What to do -
Without any alteration, retype the records that appear below.

Data records Block Start

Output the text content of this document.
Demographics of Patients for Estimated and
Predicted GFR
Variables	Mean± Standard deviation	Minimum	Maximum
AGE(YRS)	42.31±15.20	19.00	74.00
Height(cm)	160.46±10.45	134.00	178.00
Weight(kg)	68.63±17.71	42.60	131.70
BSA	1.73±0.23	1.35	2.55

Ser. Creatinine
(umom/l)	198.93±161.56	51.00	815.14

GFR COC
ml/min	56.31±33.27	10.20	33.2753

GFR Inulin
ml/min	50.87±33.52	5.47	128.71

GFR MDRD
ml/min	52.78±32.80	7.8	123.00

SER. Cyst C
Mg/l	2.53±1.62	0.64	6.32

Data records Block End

Task output -
Output the text content of this document.
Demographics of Patients for Estimated and
Predicted GFR
Variables	Mean± Standard deviation	Minimum	Maximum
AGE(YRS)	42.31±15.20	19.00	74.00
Height(cm)	160.46±10.45	134.00	178.00
Weight(kg)	68.63±17.71	42.60	131.70
BSA	1.73±0.23	1.35	2.55

Ser. Creatinine
(umom/l)	198.93±161.56	51.00	815.14

GFR COC
ml/min	56.31±33.27	10.20	33.2753

GFR Inulin
ml/min	50.87±33.52	5.47	128.71

GFR MDRD
ml/min	52.78±32.80	7.8	123.00

SER. Cyst C
Mg/l	2.53±1.62	0.64	6.32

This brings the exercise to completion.